▶ **Records for this exercise**
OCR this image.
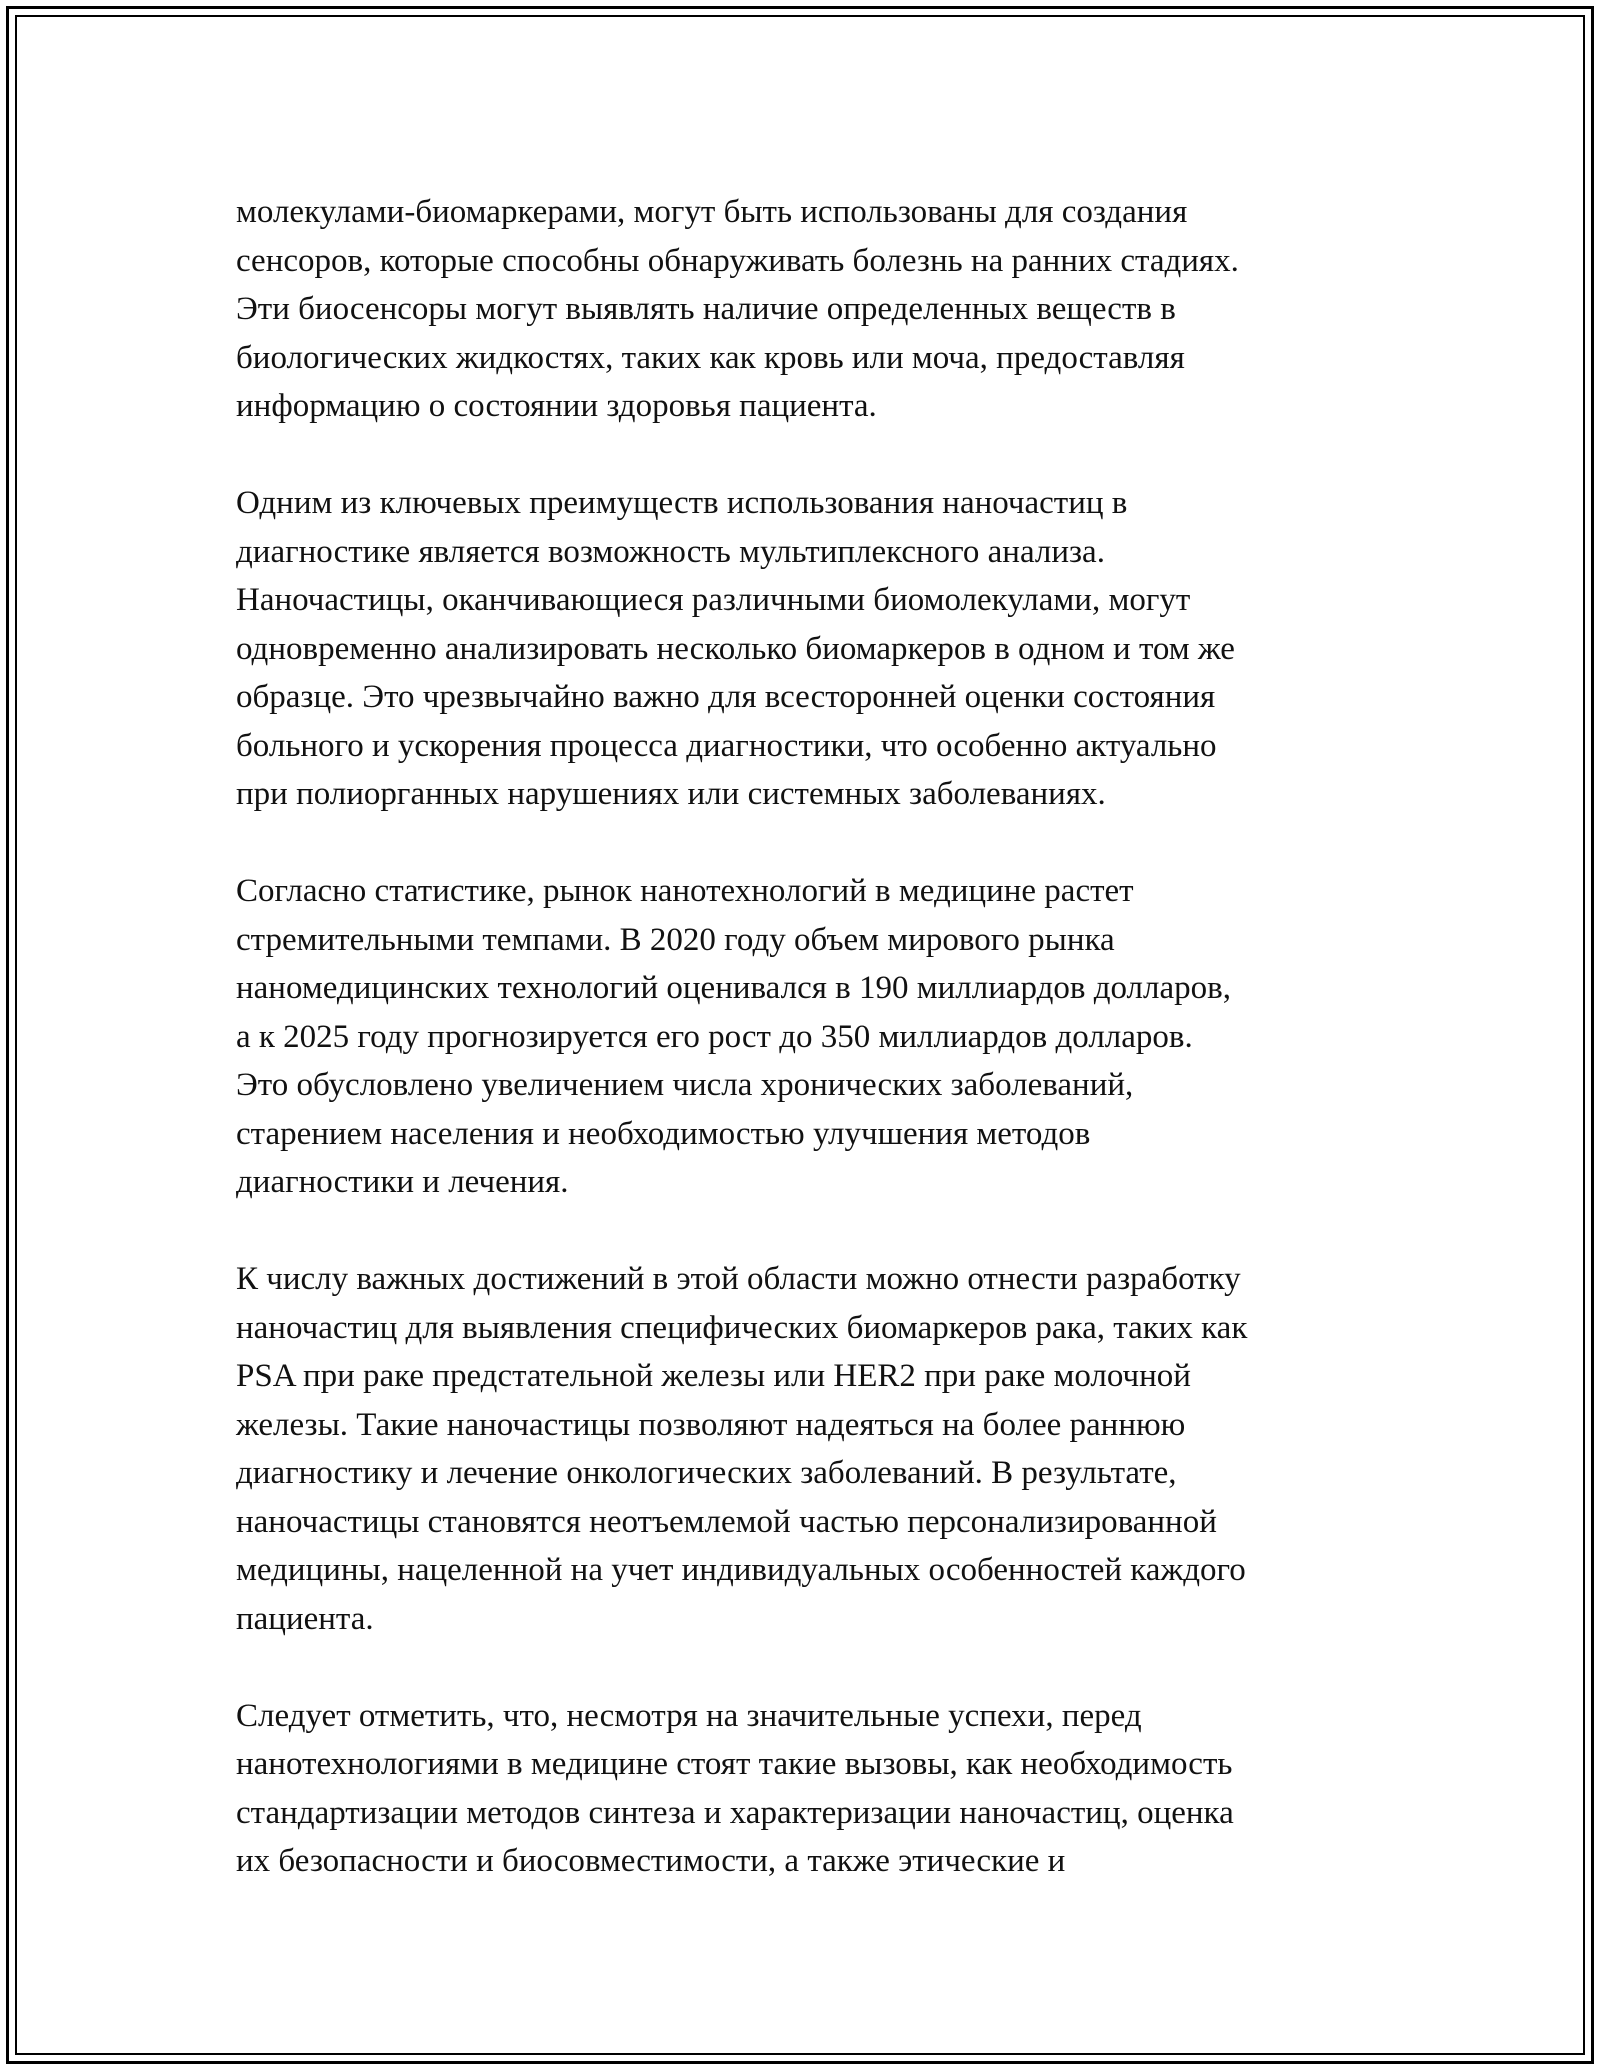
молекулами-биомаркерами, могут быть использованы для создания
сенсоров, которые способны обнаруживать болезнь на ранних стадиях.
Эти биосенсоры могут выявлять наличие определенных веществ в
биологических жидкостях, таких как кровь или моча, предоставляя
информацию о состоянии здоровья пациента.

Одним из ключевых преимуществ использования наночастиц в
диагностике является возможность мультиплексного анализа.
Наночастицы, оканчивающиеся различными биомолекулами, могут
одновременно анализировать несколько биомаркеров в одном и том же
образце. Это чрезвычайно важно для всесторонней оценки состояния
больного и ускорения процесса диагностики, что особенно актуально
при полиорганных нарушениях или системных заболеваниях.

Согласно статистике, рынок нанотехнологий в медицине растет
стремительными темпами. В 2020 году объем мирового рынка
наномедицинских технологий оценивался в 190 миллиардов долларов,
а к 2025 году прогнозируется его рост до 350 миллиардов долларов.
Это обусловлено увеличением числа хронических заболеваний,
старением населения и необходимостью улучшения методов
диагностики и лечения.

К числу важных достижений в этой области можно отнести разработку
наночастиц для выявления специфических биомаркеров рака, таких как
PSA при раке предстательной железы или HER2 при раке молочной
железы. Такие наночастицы позволяют надеяться на более раннюю
диагностику и лечение онкологических заболеваний. В результате,
наночастицы становятся неотъемлемой частью персонализированной
медицины, нацеленной на учет индивидуальных особенностей каждого
пациента.

Следует отметить, что, несмотря на значительные успехи, перед
нанотехнологиями в медицине стоят такие вызовы, как необходимость
стандартизации методов синтеза и характеризации наночастиц, оценка
их безопасности и биосовместимости, а также этические и
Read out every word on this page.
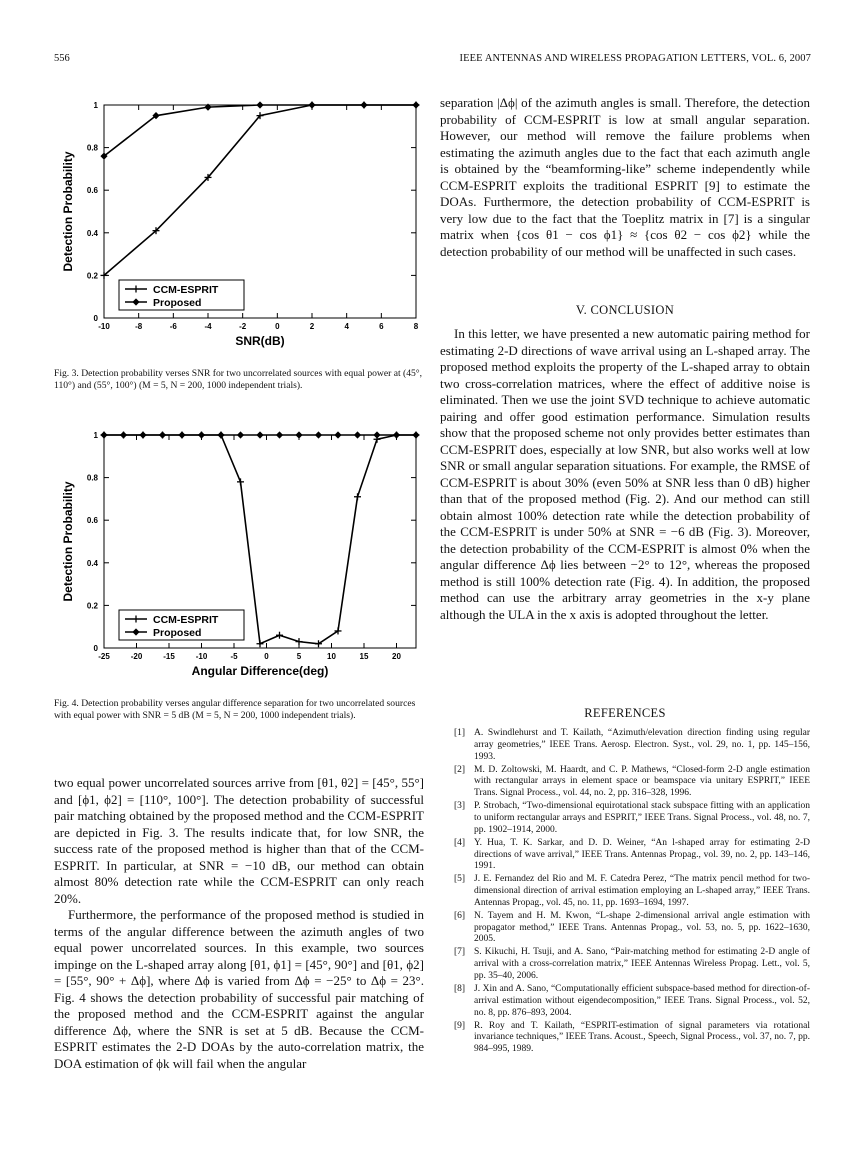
556	IEEE ANTENNAS AND WIRELESS PROPAGATION LETTERS, VOL. 6, 2007
0
0.2
0.4
0.6
0.8
1
-10	-8	-6	-4	-2	0	2	4	6	8
SNR(dB)
Detection Probability
CCM-ESPRIT
Proposed
Fig. 3. Detection probability verses SNR for two uncorrelated sources with equal power at (45°, 110°) and (55°, 100°) (M = 5, N = 200, 1000 independent trials).
0
0.2
0.4
0.6
0.8
1
-25	-20	-15	-10	-5	0	5	10	15	20
Angular Difference(deg)
Detection Probability
CCM-ESPRIT
Proposed
Fig. 4. Detection probability verses angular difference separation for two uncorrelated sources with equal power with SNR = 5 dB (M = 5, N = 200, 1000 independent trials).

two equal power uncorrelated sources arrive from [θ1, θ2] = [45°, 55°] and [ϕ1, ϕ2] = [110°, 100°]. The detection probability of successful pair matching obtained by the proposed method and the CCM-ESPRIT are depicted in Fig. 3. The results indicate that, for low SNR, the success rate of the proposed method is higher than that of the CCM-ESPRIT. In particular, at SNR = −10 dB, our method can obtain almost 80% detection rate while the CCM-ESPRIT can only reach 20%.

Furthermore, the performance of the proposed method is studied in terms of the angular difference between the azimuth angles of two equal power uncorrelated sources. In this example, two sources impinge on the L-shaped array along [θ1, ϕ1] = [45°, 90°] and [θ1, ϕ2] = [55°, 90° + Δϕ], where Δϕ is varied from Δϕ = −25° to Δϕ = 23°. Fig. 4 shows the detection probability of successful pair matching of the proposed method and the CCM-ESPRIT against the angular difference Δϕ, where the SNR is set at 5 dB. Because the CCM-ESPRIT estimates the 2-D DOAs by the auto-correlation matrix, the DOA estimation of ϕk will fail when the angular

separation |Δϕ| of the azimuth angles is small. Therefore, the detection probability of CCM-ESPRIT is low at small angular separation. However, our method will remove the failure problems when estimating the azimuth angles due to the fact that each azimuth angle is obtained by the “beamforming-like” scheme independently while CCM-ESPRIT exploits the traditional ESPRIT [9] to estimate the DOAs. Furthermore, the detection probability of CCM-ESPRIT is very low due to the fact that the Toeplitz matrix in [7] is a singular matrix when {cos θ1 − cos ϕ1} ≈ {cos θ2 − cos ϕ2} while the detection probability of our method will be unaffected in such cases.

V. CONCLUSION

In this letter, we have presented a new automatic pairing method for estimating 2-D directions of wave arrival using an L-shaped array. The proposed method exploits the property of the L-shaped array to obtain two cross-correlation matrices, where the effect of additive noise is eliminated. Then we use the joint SVD technique to achieve automatic pairing and offer good estimation performance. Simulation results show that the proposed scheme not only provides better estimates than CCM-ESPRIT does, especially at low SNR, but also works well at low SNR or small angular separation situations. For example, the RMSE of CCM-ESPRIT is about 30% (even 50% at SNR less than 0 dB) higher than that of the proposed method (Fig. 2). And our method can still obtain almost 100% detection rate while the detection probability of the CCM-ESPRIT is under 50% at SNR = −6 dB (Fig. 3). Moreover, the detection probability of the CCM-ESPRIT is almost 0% when the angular difference Δϕ lies between −2° to 12°, whereas the proposed method is still 100% detection rate (Fig. 4). In addition, the proposed method can use the arbitrary array geometries in the x-y plane although the ULA in the x axis is adopted throughout the letter.

REFERENCES
[1] A. Swindlehurst and T. Kailath, “Azimuth/elevation direction finding using regular array geometries,” IEEE Trans. Aerosp. Electron. Syst., vol. 29, no. 1, pp. 145–156, 1993.
[2] M. D. Zoltowski, M. Haardt, and C. P. Mathews, “Closed-form 2-D angle estimation with rectangular arrays in element space or beamspace via unitary ESPRIT,” IEEE Trans. Signal Process., vol. 44, no. 2, pp. 316–328, 1996.
[3] P. Strobach, “Two-dimensional equirotational stack subspace fitting with an application to uniform rectangular arrays and ESPRIT,” IEEE Trans. Signal Process., vol. 48, no. 7, pp. 1902–1914, 2000.
[4] Y. Hua, T. K. Sarkar, and D. D. Weiner, “An l-shaped array for estimating 2-D directions of wave arrival,” IEEE Trans. Antennas Propag., vol. 39, no. 2, pp. 143–146, 1991.
[5] J. E. Fernandez del Rio and M. F. Catedra Perez, “The matrix pencil method for two-dimensional direction of arrival estimation employing an L-shaped array,” IEEE Trans. Antennas Propag., vol. 45, no. 11, pp. 1693–1694, 1997.
[6] N. Tayem and H. M. Kwon, “L-shape 2-dimensional arrival angle estimation with propagator method,” IEEE Trans. Antennas Propag., vol. 53, no. 5, pp. 1622–1630, 2005.
[7] S. Kikuchi, H. Tsuji, and A. Sano, “Pair-matching method for estimating 2-D angle of arrival with a cross-correlation matrix,” IEEE Antennas Wireless Propag. Lett., vol. 5, pp. 35–40, 2006.
[8] J. Xin and A. Sano, “Computationally efficient subspace-based method for direction-of-arrival estimation without eigendecomposition,” IEEE Trans. Signal Process., vol. 52, no. 8, pp. 876–893, 2004.
[9] R. Roy and T. Kailath, “ESPRIT-estimation of signal parameters via rotational invariance techniques,” IEEE Trans. Acoust., Speech, Signal Process., vol. 37, no. 7, pp. 984–995, 1989.
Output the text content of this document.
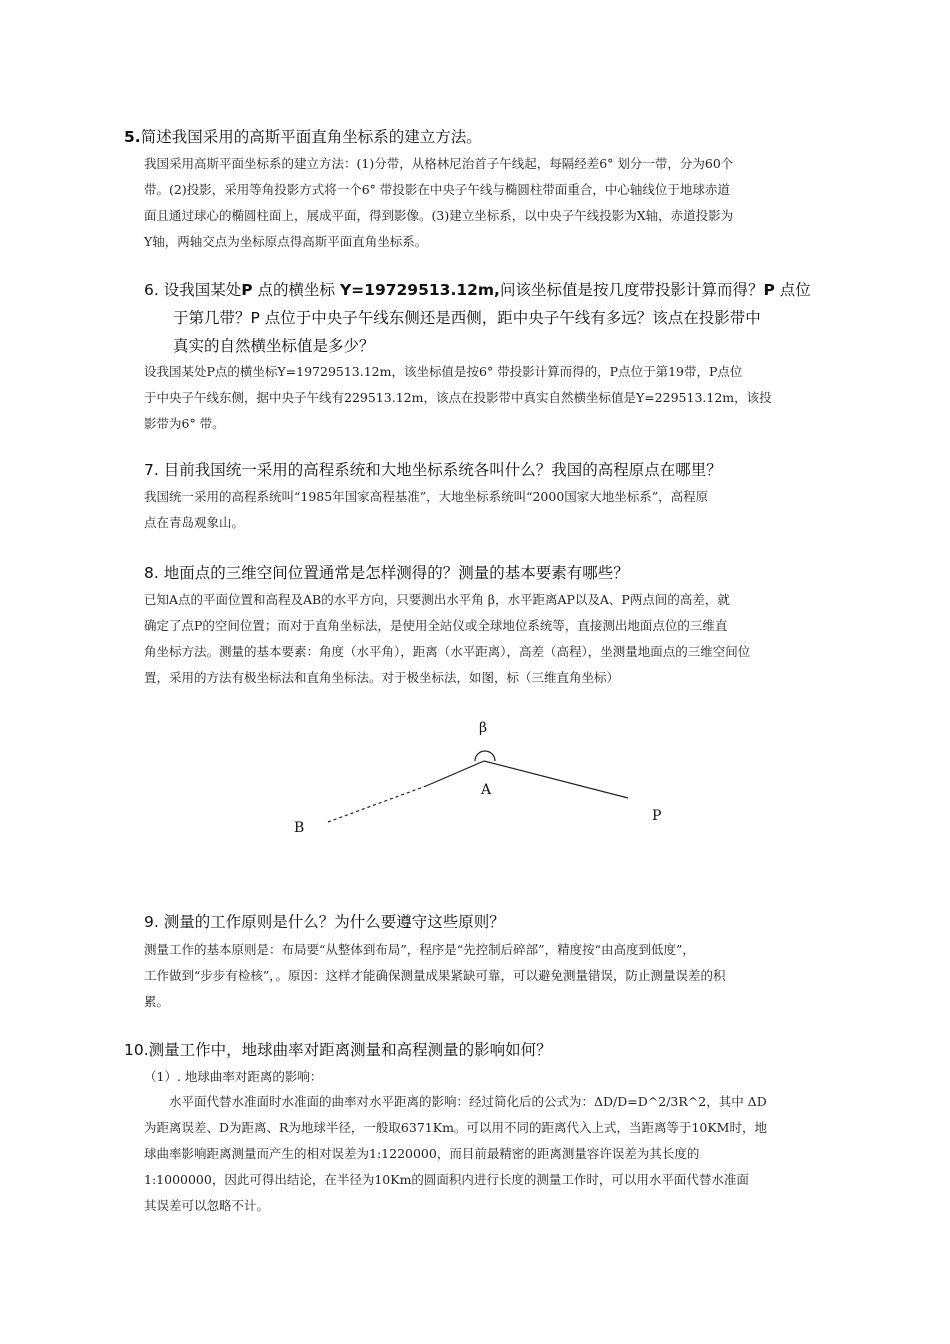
5.简述我国采用的高斯平面直角坐标系的建立方法。
我国采用高斯平面坐标系的建立方法：(1)分带，从格林尼治首子午线起，每隔经差6° 划分一带，分为60个
带。(2)投影，采用等角投影方式将一个6° 带投影在中央子午线与椭圆柱带面重合，中心轴线位于地球赤道
面且通过球心的椭圆柱面上，展成平面，得到影像。(3)建立坐标系，以中央子午线投影为X轴，赤道投影为
Y轴，两轴交点为坐标原点得高斯平面直角坐标系。
6. 设我国某处P 点的横坐标 Y=19729513.12m,问该坐标值是按几度带投影计算而得？P 点位
于第几带？P 点位于中央子午线东侧还是西侧，距中央子午线有多远？该点在投影带中
真实的自然横坐标值是多少？
设我国某处P点的横坐标Y=19729513.12m，该坐标值是按6° 带投影计算而得的，P点位于第19带，P点位
于中央子午线东侧，据中央子午线有229513.12m，该点在投影带中真实自然横坐标值是Y=229513.12m，该投
影带为6° 带。
7. 目前我国统一采用的高程系统和大地坐标系统各叫什么？我国的高程原点在哪里？
我国统一采用的高程系统叫“1985年国家高程基准”，大地坐标系统叫“2000国家大地坐标系”，高程原
点在青岛观象山。
8. 地面点的三维空间位置通常是怎样测得的？测量的基本要素有哪些？
已知A点的平面位置和高程及AB的水平方向，只要测出水平角 β，水平距离AP以及A、P两点间的高差，就
确定了点P的空间位置；而对于直角坐标法，是使用全站仪或全球地位系统等，直接测出地面点位的三维直
角坐标方法。测量的基本要素：角度（水平角），距离（水平距离），高差（高程），坐测量地面点的三维空间位
置，采用的方法有极坐标法和直角坐标法。对于极坐标法，如图，标（三维直角坐标）
β
A
B
P
9. 测量的工作原则是什么？为什么要遵守这些原则？
测量工作的基本原则是：布局要“从整体到布局”，程序是“先控制后碎部”，精度按“由高度到低度”，
工作做到“步步有检核”，。原因：这样才能确保测量成果紧缺可靠，可以避免测量错误，防止测量误差的积
累。
10.测量工作中，地球曲率对距离测量和高程测量的影响如何？
（1）. 地球曲率对距离的影响：
水平面代替水准面时水准面的曲率对水平距离的影响：经过简化后的公式为：ΔD/D=D^2/3R^2，其中 ΔD
为距离误差、D为距离、R为地球半径，一般取6371Km。可以用不同的距离代入上式，当距离等于10KM时，地
球曲率影响距离测量而产生的相对误差为1:1220000，而目前最精密的距离测量容许误差为其长度的
1:1000000，因此可得出结论，在半径为10Km的圆面积内进行长度的测量工作时，可以用水平面代替水准面
其误差可以忽略不计。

▶ **Task**
What is the number of lines in the data that hold the string "rectangular"? Answer with the number only.

▶ **Solution for this task**
2